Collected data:
----------------

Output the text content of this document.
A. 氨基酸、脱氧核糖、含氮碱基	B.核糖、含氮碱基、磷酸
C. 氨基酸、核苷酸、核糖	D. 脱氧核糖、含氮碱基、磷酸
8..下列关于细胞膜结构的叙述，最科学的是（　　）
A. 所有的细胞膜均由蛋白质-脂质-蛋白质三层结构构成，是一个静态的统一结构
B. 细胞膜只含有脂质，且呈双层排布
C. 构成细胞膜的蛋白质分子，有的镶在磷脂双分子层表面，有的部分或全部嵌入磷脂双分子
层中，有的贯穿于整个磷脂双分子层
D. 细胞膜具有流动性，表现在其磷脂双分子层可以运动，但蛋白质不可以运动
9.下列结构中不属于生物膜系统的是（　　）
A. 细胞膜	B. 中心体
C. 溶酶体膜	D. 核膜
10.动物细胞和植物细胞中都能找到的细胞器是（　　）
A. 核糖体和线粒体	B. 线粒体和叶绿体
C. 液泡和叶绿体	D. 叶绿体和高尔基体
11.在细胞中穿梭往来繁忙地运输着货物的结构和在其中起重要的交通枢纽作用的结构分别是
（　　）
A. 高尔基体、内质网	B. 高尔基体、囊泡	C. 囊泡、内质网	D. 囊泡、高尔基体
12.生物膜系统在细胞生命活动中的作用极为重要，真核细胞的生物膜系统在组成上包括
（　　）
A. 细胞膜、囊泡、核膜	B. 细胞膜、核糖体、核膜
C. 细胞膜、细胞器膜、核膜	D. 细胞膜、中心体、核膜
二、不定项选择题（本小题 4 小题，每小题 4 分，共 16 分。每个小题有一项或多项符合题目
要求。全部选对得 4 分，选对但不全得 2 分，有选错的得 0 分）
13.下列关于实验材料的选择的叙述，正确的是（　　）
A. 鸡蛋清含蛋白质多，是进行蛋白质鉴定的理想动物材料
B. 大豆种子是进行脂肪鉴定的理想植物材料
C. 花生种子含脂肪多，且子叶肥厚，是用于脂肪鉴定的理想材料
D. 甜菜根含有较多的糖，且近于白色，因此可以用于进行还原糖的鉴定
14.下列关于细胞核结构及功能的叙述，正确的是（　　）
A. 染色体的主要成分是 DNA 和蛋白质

----------------

DIRECTIVE: Return every line of the preceding records in which the word "正确的是" appears.

ANSWER FOR THE TASK:
13.下列关于实验材料的选择的叙述，正确的是（　　）
14.下列关于细胞核结构及功能的叙述，正确的是（　　）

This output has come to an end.